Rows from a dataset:
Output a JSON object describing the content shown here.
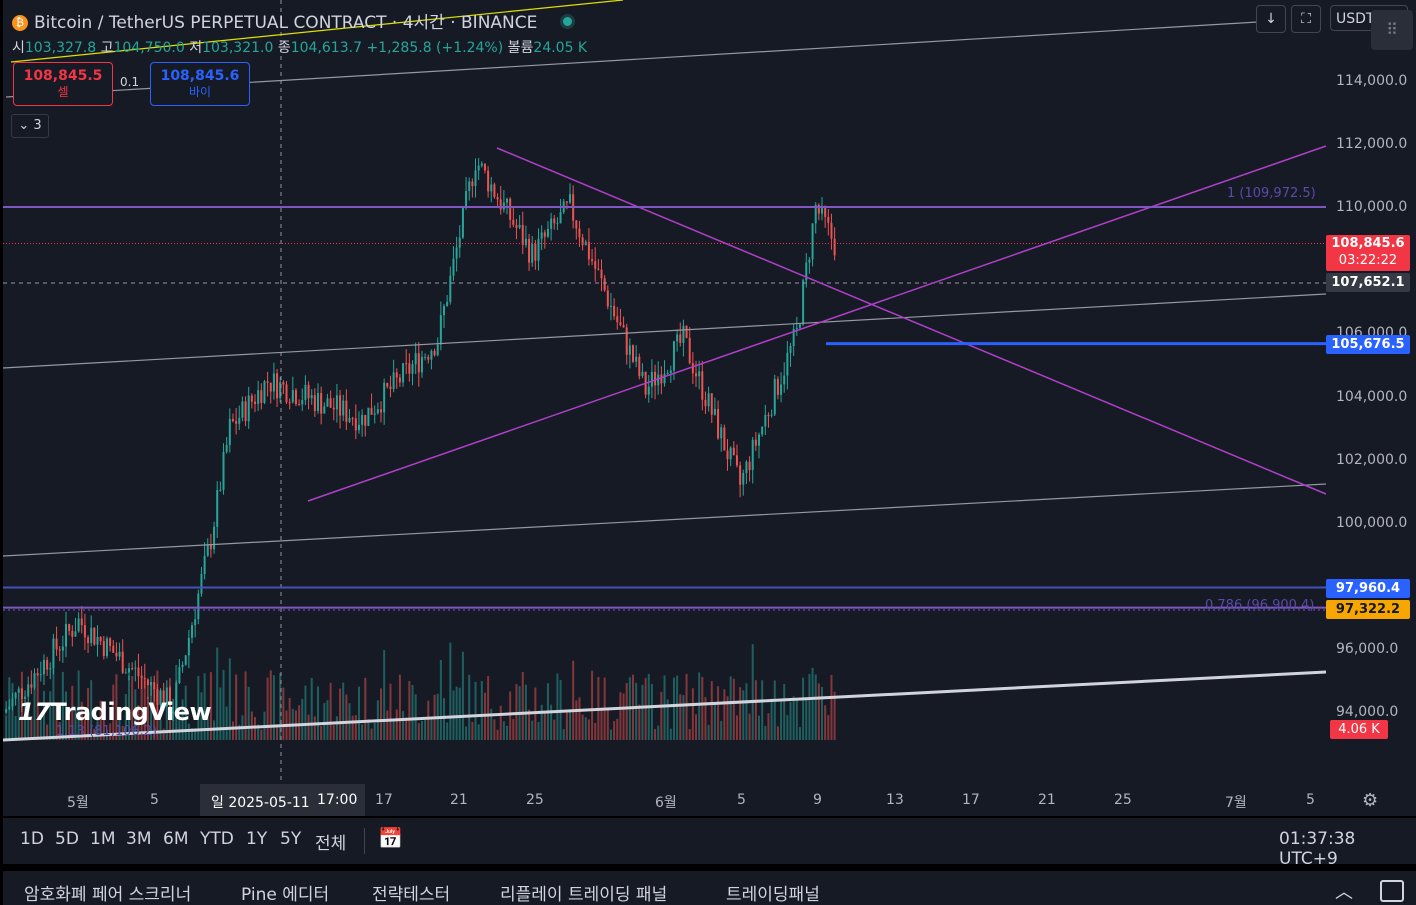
{
  "header": {
    "symbol_title": "Bitcoin / TetherUS PERPETUAL CONTRACT · 4시간 · BINANCE",
    "ohlc": {
      "open_label": "시",
      "open": "103,327.8",
      "high_label": "고",
      "high": "104,750.0",
      "low_label": "저",
      "low": "103,321.0",
      "close_label": "종",
      "close": "104,613.7",
      "change": "+1,285.8 (+1.24%)",
      "volume_label": "볼륨",
      "volume": "24.05 K"
    }
  },
  "trade": {
    "sell_price": "108,845.5",
    "sell_label": "셀",
    "spread": "0.1",
    "buy_price": "108,845.6",
    "buy_label": "바이"
  },
  "indicators_collapse": "3",
  "top_right": {
    "currency": "USDT"
  },
  "price_axis": {
    "labels": [
      "114,000.0",
      "112,000.0",
      "110,000.0",
      "106,000.0",
      "104,000.0",
      "102,000.0",
      "100,000.0",
      "96,000.0",
      "94,000.0"
    ],
    "tags": {
      "last_price": "108,845.6",
      "countdown": "03:22:22",
      "crosshair": "107,652.1",
      "blue_line": "105,676.5",
      "blue_level": "97,960.4",
      "orange_level": "97,322.2",
      "volume": "4.06 K"
    }
  },
  "fib_labels": {
    "fib1": "1 (109,972.5)",
    "fib786": "0.786 (96,900.4)",
    "fib113": "1.13 (81,106.2)"
  },
  "branding": "TradingView",
  "time_axis": {
    "labels": [
      "5월",
      "5",
      "17",
      "21",
      "25",
      "6월",
      "5",
      "9",
      "13",
      "17",
      "21",
      "25",
      "7월",
      "5"
    ],
    "selected": "일 2025-05-11",
    "selected_time": "17:00"
  },
  "range_buttons": [
    "1D",
    "5D",
    "1M",
    "3M",
    "6M",
    "YTD",
    "1Y",
    "5Y",
    "전체"
  ],
  "clock": "01:37:38 UTC+9",
  "bottom_tabs": [
    "암호화폐 페어 스크리너",
    "Pine 에디터",
    "전략테스터",
    "리플레이 트레이딩 패널",
    "트레이딩패널"
  ],
  "chart_data": {
    "type": "candlestick",
    "symbol": "BTCUSDT.P",
    "interval": "4h",
    "ylim": [
      93000,
      115000
    ],
    "x_labels": [
      "5월",
      "5",
      "17",
      "21",
      "25",
      "6월",
      "5",
      "9",
      "13",
      "17",
      "21",
      "25",
      "7월",
      "5"
    ],
    "horizontal_levels": [
      110000,
      105676.5,
      97960.4,
      97322.2
    ],
    "approx_price_path": [
      {
        "date": "2025-04-27",
        "price": 94000
      },
      {
        "date": "2025-05-01",
        "price": 96900
      },
      {
        "date": "2025-05-06",
        "price": 94200
      },
      {
        "date": "2025-05-08",
        "price": 99500
      },
      {
        "date": "2025-05-09",
        "price": 103000
      },
      {
        "date": "2025-05-11",
        "price": 104500
      },
      {
        "date": "2025-05-16",
        "price": 103300
      },
      {
        "date": "2025-05-20",
        "price": 105800
      },
      {
        "date": "2025-05-22",
        "price": 111500
      },
      {
        "date": "2025-05-25",
        "price": 108500
      },
      {
        "date": "2025-05-27",
        "price": 110000
      },
      {
        "date": "2025-05-31",
        "price": 104200
      },
      {
        "date": "2025-06-02",
        "price": 105800
      },
      {
        "date": "2025-06-05",
        "price": 101200
      },
      {
        "date": "2025-06-08",
        "price": 106000
      },
      {
        "date": "2025-06-09",
        "price": 110000
      },
      {
        "date": "2025-06-10",
        "price": 108845.6
      }
    ],
    "last_price": 108845.6,
    "last_volume": "4.06 K"
  }
}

■ **SET EXERCISE**: Make an exact copy of the whole listing, but don't bring over any pictures.

■ **EXERCISE OUTPUT**:
Output a JSON object describing the content shown here.
{
  "header": {
    "symbol_title": "Bitcoin / TetherUS PERPETUAL CONTRACT · 4시간 · BINANCE",
    "ohlc": {
      "open_label": "시",
      "open": "103,327.8",
      "high_label": "고",
      "high": "104,750.0",
      "low_label": "저",
      "low": "103,321.0",
      "close_label": "종",
      "close": "104,613.7",
      "change": "+1,285.8 (+1.24%)",
      "volume_label": "볼륨",
      "volume": "24.05 K"
    }
  },
  "trade": {
    "sell_price": "108,845.5",
    "sell_label": "셀",
    "spread": "0.1",
    "buy_price": "108,845.6",
    "buy_label": "바이"
  },
  "indicators_collapse": "3",
  "top_right": {
    "currency": "USDT"
  },
  "price_axis": {
    "labels": [
      "114,000.0",
      "112,000.0",
      "110,000.0",
      "106,000.0",
      "104,000.0",
      "102,000.0",
      "100,000.0",
      "96,000.0",
      "94,000.0"
    ],
    "tags": {
      "last_price": "108,845.6",
      "countdown": "03:22:22",
      "crosshair": "107,652.1",
      "blue_line": "105,676.5",
      "blue_level": "97,960.4",
      "orange_level": "97,322.2",
      "volume": "4.06 K"
    }
  },
  "fib_labels": {
    "fib1": "1 (109,972.5)",
    "fib786": "0.786 (96,900.4)",
    "fib113": "1.13 (81,106.2)"
  },
  "branding": "TradingView",
  "time_axis": {
    "labels": [
      "5월",
      "5",
      "17",
      "21",
      "25",
      "6월",
      "5",
      "9",
      "13",
      "17",
      "21",
      "25",
      "7월",
      "5"
    ],
    "selected": "일 2025-05-11",
    "selected_time": "17:00"
  },
  "range_buttons": [
    "1D",
    "5D",
    "1M",
    "3M",
    "6M",
    "YTD",
    "1Y",
    "5Y",
    "전체"
  ],
  "clock": "01:37:38 UTC+9",
  "bottom_tabs": [
    "암호화폐 페어 스크리너",
    "Pine 에디터",
    "전략테스터",
    "리플레이 트레이딩 패널",
    "트레이딩패널"
  ],
  "chart_data": {
    "type": "candlestick",
    "symbol": "BTCUSDT.P",
    "interval": "4h",
    "ylim": [
      93000,
      115000
    ],
    "x_labels": [
      "5월",
      "5",
      "17",
      "21",
      "25",
      "6월",
      "5",
      "9",
      "13",
      "17",
      "21",
      "25",
      "7월",
      "5"
    ],
    "horizontal_levels": [
      110000,
      105676.5,
      97960.4,
      97322.2
    ],
    "approx_price_path": [
      {
        "date": "2025-04-27",
        "price": 94000
      },
      {
        "date": "2025-05-01",
        "price": 96900
      },
      {
        "date": "2025-05-06",
        "price": 94200
      },
      {
        "date": "2025-05-08",
        "price": 99500
      },
      {
        "date": "2025-05-09",
        "price": 103000
      },
      {
        "date": "2025-05-11",
        "price": 104500
      },
      {
        "date": "2025-05-16",
        "price": 103300
      },
      {
        "date": "2025-05-20",
        "price": 105800
      },
      {
        "date": "2025-05-22",
        "price": 111500
      },
      {
        "date": "2025-05-25",
        "price": 108500
      },
      {
        "date": "2025-05-27",
        "price": 110000
      },
      {
        "date": "2025-05-31",
        "price": 104200
      },
      {
        "date": "2025-06-02",
        "price": 105800
      },
      {
        "date": "2025-06-05",
        "price": 101200
      },
      {
        "date": "2025-06-08",
        "price": 106000
      },
      {
        "date": "2025-06-09",
        "price": 110000
      },
      {
        "date": "2025-06-10",
        "price": 108845.6
      }
    ],
    "last_price": 108845.6,
    "last_volume": "4.06 K"
  }
}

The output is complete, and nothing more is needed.